Extract, from the listing that follows, each line containing the word "comic".

=== Input data ===

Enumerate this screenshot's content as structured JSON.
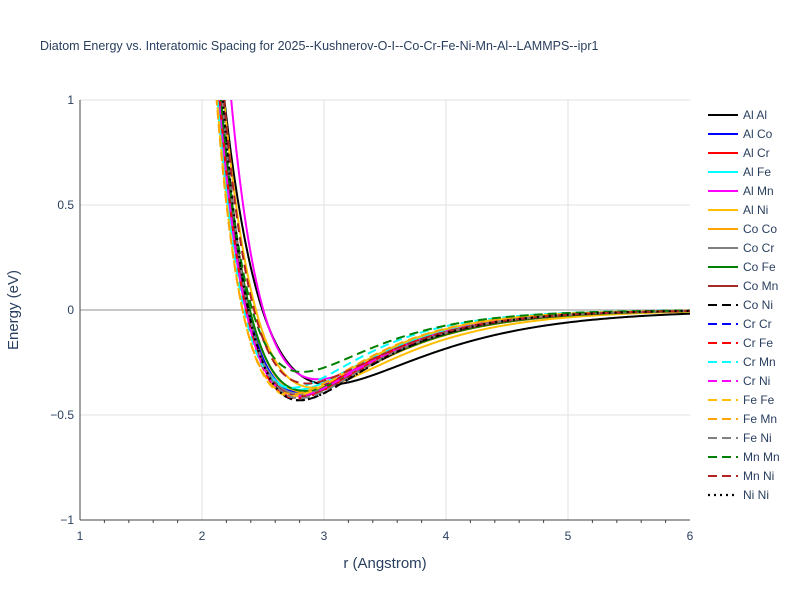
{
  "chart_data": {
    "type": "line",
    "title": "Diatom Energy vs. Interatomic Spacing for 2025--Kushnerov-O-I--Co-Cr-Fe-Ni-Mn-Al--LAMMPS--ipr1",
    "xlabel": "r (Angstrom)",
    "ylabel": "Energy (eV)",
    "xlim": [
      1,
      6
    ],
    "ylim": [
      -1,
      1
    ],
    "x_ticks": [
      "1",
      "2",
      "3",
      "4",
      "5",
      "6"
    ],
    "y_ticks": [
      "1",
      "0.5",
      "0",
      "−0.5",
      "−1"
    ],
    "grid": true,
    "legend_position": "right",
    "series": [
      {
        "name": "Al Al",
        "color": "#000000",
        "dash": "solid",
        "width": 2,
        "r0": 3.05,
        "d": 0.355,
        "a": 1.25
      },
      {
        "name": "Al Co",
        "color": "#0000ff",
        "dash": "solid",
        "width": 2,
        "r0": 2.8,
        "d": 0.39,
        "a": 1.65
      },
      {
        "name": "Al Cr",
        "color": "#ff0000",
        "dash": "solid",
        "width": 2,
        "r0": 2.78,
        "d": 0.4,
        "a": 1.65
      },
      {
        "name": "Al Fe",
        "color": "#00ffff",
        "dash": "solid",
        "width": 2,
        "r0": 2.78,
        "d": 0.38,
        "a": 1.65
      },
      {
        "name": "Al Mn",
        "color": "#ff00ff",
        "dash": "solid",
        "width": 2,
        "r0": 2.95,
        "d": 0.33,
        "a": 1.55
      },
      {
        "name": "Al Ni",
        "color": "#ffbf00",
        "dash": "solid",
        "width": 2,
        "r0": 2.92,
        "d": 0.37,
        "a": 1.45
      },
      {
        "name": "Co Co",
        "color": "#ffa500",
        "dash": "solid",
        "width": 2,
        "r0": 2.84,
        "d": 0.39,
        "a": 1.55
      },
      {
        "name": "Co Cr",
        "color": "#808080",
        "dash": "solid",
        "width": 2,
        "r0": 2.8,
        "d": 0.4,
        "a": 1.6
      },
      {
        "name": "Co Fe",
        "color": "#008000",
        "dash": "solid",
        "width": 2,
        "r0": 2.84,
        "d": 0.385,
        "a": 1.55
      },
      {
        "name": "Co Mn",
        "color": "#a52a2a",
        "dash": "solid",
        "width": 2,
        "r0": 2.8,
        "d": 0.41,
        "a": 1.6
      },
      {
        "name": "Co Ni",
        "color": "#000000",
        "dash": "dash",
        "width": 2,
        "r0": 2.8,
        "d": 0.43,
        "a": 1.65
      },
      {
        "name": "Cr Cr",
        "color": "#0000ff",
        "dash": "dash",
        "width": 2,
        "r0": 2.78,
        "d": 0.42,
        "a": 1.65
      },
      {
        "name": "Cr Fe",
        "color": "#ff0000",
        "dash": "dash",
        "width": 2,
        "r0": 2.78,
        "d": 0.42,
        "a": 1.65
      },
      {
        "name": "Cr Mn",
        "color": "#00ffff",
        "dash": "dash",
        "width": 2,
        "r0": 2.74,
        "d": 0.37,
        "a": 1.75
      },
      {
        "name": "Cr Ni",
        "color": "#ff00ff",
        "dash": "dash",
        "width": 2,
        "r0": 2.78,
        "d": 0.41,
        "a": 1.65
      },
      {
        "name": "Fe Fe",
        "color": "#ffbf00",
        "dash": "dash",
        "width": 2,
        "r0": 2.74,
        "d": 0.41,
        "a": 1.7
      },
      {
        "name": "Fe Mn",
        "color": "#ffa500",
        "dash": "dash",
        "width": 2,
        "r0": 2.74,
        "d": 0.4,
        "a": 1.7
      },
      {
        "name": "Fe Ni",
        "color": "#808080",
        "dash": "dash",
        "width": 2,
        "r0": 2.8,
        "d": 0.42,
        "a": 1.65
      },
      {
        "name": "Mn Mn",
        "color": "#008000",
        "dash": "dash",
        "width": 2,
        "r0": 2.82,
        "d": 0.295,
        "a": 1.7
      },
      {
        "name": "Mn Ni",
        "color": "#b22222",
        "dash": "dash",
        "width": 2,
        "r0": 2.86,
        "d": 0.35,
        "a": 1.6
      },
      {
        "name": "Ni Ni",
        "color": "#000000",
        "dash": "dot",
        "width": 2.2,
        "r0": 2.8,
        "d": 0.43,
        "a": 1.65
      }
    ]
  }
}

===
=== Input data ===

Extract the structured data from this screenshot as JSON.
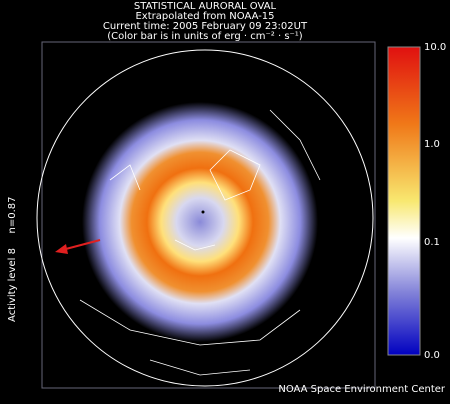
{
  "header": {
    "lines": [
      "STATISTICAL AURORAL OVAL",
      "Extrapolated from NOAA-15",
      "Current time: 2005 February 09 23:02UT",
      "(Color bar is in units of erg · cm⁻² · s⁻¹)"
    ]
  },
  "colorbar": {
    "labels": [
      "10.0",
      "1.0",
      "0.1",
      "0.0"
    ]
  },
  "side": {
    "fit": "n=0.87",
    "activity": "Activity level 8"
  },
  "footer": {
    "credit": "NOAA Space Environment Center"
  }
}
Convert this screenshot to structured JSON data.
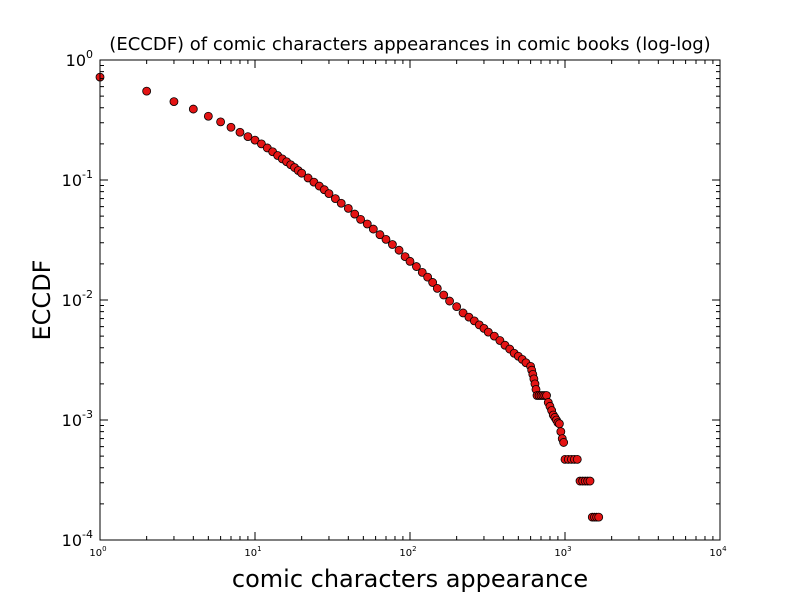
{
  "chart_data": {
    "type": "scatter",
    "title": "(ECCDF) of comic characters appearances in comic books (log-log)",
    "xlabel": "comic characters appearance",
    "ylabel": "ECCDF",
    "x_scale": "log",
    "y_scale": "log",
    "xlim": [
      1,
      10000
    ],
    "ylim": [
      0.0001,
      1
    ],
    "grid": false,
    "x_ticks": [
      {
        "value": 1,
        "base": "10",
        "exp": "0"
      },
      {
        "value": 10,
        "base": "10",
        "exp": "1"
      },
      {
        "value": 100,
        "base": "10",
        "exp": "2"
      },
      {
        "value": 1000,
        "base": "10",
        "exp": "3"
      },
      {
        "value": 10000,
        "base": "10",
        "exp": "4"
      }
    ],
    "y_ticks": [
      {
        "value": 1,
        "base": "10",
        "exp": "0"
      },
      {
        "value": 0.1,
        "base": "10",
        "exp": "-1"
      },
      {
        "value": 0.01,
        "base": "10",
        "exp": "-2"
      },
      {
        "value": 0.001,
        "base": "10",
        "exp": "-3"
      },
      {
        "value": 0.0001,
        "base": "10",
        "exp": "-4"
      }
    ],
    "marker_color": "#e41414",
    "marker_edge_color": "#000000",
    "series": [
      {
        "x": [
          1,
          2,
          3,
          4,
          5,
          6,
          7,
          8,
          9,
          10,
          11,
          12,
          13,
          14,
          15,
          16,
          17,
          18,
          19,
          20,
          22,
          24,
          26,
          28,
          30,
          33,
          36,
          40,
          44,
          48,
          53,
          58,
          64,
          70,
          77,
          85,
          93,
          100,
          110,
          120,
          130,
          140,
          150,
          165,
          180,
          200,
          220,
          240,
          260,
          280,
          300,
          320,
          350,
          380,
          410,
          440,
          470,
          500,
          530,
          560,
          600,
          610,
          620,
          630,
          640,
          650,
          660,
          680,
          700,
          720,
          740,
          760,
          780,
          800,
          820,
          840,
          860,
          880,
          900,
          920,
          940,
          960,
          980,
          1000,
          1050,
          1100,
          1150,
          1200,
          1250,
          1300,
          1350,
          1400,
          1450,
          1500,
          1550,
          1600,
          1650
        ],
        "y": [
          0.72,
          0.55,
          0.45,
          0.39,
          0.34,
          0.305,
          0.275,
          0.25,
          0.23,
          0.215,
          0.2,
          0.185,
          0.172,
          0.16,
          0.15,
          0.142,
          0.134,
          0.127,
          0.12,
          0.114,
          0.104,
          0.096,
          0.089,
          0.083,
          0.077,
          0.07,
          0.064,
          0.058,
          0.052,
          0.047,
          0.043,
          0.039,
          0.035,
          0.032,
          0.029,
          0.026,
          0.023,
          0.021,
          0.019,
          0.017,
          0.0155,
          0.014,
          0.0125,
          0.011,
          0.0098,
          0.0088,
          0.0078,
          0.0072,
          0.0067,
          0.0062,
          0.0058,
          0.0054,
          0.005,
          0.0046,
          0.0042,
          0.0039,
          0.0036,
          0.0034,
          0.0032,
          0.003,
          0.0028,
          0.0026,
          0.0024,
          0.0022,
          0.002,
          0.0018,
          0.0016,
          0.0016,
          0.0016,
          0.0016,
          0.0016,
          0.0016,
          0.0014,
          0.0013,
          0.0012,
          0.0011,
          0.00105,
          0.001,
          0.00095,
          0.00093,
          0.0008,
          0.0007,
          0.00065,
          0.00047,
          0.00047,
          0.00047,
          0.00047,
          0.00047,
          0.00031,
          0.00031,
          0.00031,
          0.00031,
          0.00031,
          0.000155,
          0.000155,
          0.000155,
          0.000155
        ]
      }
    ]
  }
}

===

■ The solution ■
    "title": "(ECCDF) of comic characters appearances in comic books (log-log)",
    "xlabel": "comic characters appearance",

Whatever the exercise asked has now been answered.